→ WRITTEN INSTRUCTION
Reproduce all of the data exactly, with no line skipped.

→ RECORDS SHOWN
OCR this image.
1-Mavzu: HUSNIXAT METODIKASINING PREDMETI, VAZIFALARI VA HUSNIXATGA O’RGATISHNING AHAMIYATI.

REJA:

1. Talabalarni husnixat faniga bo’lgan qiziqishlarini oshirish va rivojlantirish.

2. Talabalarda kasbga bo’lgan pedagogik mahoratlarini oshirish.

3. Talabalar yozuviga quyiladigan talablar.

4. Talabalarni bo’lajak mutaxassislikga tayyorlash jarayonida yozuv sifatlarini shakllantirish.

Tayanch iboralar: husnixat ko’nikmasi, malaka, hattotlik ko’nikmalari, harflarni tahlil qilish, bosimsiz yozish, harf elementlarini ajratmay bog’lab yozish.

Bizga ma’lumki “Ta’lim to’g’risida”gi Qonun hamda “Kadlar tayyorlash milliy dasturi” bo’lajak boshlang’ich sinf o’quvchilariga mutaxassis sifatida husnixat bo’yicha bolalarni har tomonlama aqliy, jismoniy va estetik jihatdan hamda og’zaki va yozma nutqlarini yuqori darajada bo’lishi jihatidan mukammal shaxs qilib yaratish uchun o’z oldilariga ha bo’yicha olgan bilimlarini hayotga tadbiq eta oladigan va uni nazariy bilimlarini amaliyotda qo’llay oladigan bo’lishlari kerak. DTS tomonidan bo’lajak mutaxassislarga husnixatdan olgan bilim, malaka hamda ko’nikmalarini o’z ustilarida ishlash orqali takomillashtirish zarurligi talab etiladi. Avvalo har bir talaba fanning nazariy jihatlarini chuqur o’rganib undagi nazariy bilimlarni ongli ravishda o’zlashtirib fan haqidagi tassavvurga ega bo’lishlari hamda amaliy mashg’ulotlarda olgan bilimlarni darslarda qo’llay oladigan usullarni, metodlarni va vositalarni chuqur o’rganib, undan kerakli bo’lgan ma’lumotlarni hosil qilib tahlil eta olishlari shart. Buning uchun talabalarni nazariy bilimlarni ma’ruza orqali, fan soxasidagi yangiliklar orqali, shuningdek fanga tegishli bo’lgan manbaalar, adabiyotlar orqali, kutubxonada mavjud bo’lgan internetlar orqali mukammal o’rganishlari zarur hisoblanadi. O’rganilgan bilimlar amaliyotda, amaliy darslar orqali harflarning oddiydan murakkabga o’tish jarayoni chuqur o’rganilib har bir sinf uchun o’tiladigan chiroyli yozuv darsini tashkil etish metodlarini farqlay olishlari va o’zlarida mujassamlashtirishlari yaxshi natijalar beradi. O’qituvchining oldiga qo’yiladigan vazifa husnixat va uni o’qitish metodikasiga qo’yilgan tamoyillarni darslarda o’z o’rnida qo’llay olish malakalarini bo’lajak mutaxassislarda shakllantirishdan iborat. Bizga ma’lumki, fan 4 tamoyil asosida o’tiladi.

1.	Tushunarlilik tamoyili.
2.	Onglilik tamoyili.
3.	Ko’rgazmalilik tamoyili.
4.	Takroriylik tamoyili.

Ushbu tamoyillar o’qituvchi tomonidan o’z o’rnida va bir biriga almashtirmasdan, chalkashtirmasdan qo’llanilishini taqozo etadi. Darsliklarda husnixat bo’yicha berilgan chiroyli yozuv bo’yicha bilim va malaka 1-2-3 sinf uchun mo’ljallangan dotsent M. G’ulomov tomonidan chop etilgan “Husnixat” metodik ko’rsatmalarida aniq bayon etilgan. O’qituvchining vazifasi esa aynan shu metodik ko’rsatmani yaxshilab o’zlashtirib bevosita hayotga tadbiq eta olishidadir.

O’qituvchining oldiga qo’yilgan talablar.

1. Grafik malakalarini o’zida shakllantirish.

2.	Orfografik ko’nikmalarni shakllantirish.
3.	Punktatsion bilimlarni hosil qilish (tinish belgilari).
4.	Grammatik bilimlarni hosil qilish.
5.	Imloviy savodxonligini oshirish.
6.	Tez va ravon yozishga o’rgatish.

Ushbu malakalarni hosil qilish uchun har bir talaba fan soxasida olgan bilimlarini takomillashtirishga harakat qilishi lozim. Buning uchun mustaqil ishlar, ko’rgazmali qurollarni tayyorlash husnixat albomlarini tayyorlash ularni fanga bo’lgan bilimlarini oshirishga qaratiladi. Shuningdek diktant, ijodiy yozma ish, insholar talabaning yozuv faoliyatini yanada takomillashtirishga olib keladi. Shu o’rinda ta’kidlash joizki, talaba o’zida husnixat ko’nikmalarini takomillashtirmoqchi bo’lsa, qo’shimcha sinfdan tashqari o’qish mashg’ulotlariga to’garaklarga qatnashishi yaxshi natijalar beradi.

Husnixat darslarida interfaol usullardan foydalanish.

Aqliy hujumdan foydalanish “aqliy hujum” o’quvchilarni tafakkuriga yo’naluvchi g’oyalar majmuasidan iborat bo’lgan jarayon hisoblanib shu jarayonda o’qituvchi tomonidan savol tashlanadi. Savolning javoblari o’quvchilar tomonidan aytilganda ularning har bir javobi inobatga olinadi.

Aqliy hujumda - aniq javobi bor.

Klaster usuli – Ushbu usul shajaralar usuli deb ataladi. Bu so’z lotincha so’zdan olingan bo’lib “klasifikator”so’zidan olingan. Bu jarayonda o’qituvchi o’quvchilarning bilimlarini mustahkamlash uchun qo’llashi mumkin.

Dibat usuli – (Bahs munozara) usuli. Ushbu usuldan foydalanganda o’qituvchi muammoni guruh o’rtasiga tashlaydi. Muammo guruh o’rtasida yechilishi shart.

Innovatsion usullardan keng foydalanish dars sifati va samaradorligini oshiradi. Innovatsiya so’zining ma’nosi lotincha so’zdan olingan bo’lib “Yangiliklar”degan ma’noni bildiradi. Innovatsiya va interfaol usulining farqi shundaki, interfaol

→ EXERCISE OUTPUT
OCR this image.
1-Mavzu: HUSNIXAT METODIKASINING PREDMETI, VAZIFALARI VA HUSNIXATGA O’RGATISHNING AHAMIYATI.

REJA:

1. Talabalarni husnixat faniga bo’lgan qiziqishlarini oshirish va rivojlantirish.

2. Talabalarda kasbga bo’lgan pedagogik mahoratlarini oshirish.

3. Talabalar yozuviga quyiladigan talablar.

4. Talabalarni bo’lajak mutaxassislikga tayyorlash jarayonida yozuv sifatlarini shakllantirish.

Tayanch iboralar: husnixat ko’nikmasi, malaka, hattotlik ko’nikmalari, harflarni tahlil qilish, bosimsiz yozish, harf elementlarini ajratmay bog’lab yozish.

Bizga ma’lumki “Ta’lim to’g’risida”gi Qonun hamda “Kadlar tayyorlash milliy dasturi” bo’lajak boshlang’ich sinf o’quvchilariga mutaxassis sifatida husnixat bo’yicha bolalarni har tomonlama aqliy, jismoniy va estetik jihatdan hamda og’zaki va yozma nutqlarini yuqori darajada bo’lishi jihatidan mukammal shaxs qilib yaratish uchun o’z oldilariga ha bo’yicha olgan bilimlarini hayotga tadbiq eta oladigan va uni nazariy bilimlarini amaliyotda qo’llay oladigan bo’lishlari kerak. DTS tomonidan bo’lajak mutaxassislarga husnixatdan olgan bilim, malaka hamda ko’nikmalarini o’z ustilarida ishlash orqali takomillashtirish zarurligi talab etiladi. Avvalo har bir talaba fanning nazariy jihatlarini chuqur o’rganib undagi nazariy bilimlarni ongli ravishda o’zlashtirib fan haqidagi tassavvurga ega bo’lishlari hamda amaliy mashg’ulotlarda olgan bilimlarni darslarda qo’llay oladigan usullarni, metodlarni va vositalarni chuqur o’rganib, undan kerakli bo’lgan ma’lumotlarni hosil qilib tahlil eta olishlari shart. Buning uchun talabalarni nazariy bilimlarni ma’ruza orqali, fan soxasidagi yangiliklar orqali, shuningdek fanga tegishli bo’lgan manbaalar, adabiyotlar orqali, kutubxonada mavjud bo’lgan internetlar orqali mukammal o’rganishlari zarur hisoblanadi. O’rganilgan bilimlar amaliyotda, amaliy darslar orqali harflarning oddiydan murakkabga o’tish jarayoni chuqur o’rganilib har bir sinf uchun o’tiladigan chiroyli yozuv darsini tashkil etish metodlarini farqlay olishlari va o’zlarida mujassamlashtirishlari yaxshi natijalar beradi. O’qituvchining oldiga qo’yiladigan vazifa husnixat va uni o’qitish metodikasiga qo’yilgan tamoyillarni darslarda o’z o’rnida qo’llay olish malakalarini bo’lajak mutaxassislarda shakllantirishdan iborat. Bizga ma’lumki, fan 4 tamoyil asosida o’tiladi.

1.	Tushunarlilik tamoyili.
2.	Onglilik tamoyili.
3.	Ko’rgazmalilik tamoyili.
4.	Takroriylik tamoyili.

Ushbu tamoyillar o’qituvchi tomonidan o’z o’rnida va bir biriga almashtirmasdan, chalkashtirmasdan qo’llanilishini taqozo etadi. Darsliklarda husnixat bo’yicha berilgan chiroyli yozuv bo’yicha bilim va malaka 1-2-3 sinf uchun mo’ljallangan dotsent M. G’ulomov tomonidan chop etilgan “Husnixat” metodik ko’rsatmalarida aniq bayon etilgan. O’qituvchining vazifasi esa aynan shu metodik ko’rsatmani yaxshilab o’zlashtirib bevosita hayotga tadbiq eta olishidadir.

O’qituvchining oldiga qo’yilgan talablar.

1. Grafik malakalarini o’zida shakllantirish.

2.	Orfografik ko’nikmalarni shakllantirish.
3.	Punktatsion bilimlarni hosil qilish (tinish belgilari).
4.	Grammatik bilimlarni hosil qilish.
5.	Imloviy savodxonligini oshirish.
6.	Tez va ravon yozishga o’rgatish.

Ushbu malakalarni hosil qilish uchun har bir talaba fan soxasida olgan bilimlarini takomillashtirishga harakat qilishi lozim. Buning uchun mustaqil ishlar, ko’rgazmali qurollarni tayyorlash husnixat albomlarini tayyorlash ularni fanga bo’lgan bilimlarini oshirishga qaratiladi. Shuningdek diktant, ijodiy yozma ish, insholar talabaning yozuv faoliyatini yanada takomillashtirishga olib keladi. Shu o’rinda ta’kidlash joizki, talaba o’zida husnixat ko’nikmalarini takomillashtirmoqchi bo’lsa, qo’shimcha sinfdan tashqari o’qish mashg’ulotlariga to’garaklarga qatnashishi yaxshi natijalar beradi.

Husnixat darslarida interfaol usullardan foydalanish.

Aqliy hujumdan foydalanish “aqliy hujum” o’quvchilarni tafakkuriga yo’naluvchi g’oyalar majmuasidan iborat bo’lgan jarayon hisoblanib shu jarayonda o’qituvchi tomonidan savol tashlanadi. Savolning javoblari o’quvchilar tomonidan aytilganda ularning har bir javobi inobatga olinadi.

Aqliy hujumda - aniq javobi bor.

Klaster usuli – Ushbu usul shajaralar usuli deb ataladi. Bu so’z lotincha so’zdan olingan bo’lib “klasifikator”so’zidan olingan. Bu jarayonda o’qituvchi o’quvchilarning bilimlarini mustahkamlash uchun qo’llashi mumkin.

Dibat usuli – (Bahs munozara) usuli. Ushbu usuldan foydalanganda o’qituvchi muammoni guruh o’rtasiga tashlaydi. Muammo guruh o’rtasida yechilishi shart.

Innovatsion usullardan keng foydalanish dars sifati va samaradorligini oshiradi. Innovatsiya so’zining ma’nosi lotincha so’zdan olingan bo’lib “Yangiliklar”degan ma’noni bildiradi. Innovatsiya va interfaol usulining farqi shundaki, interfaol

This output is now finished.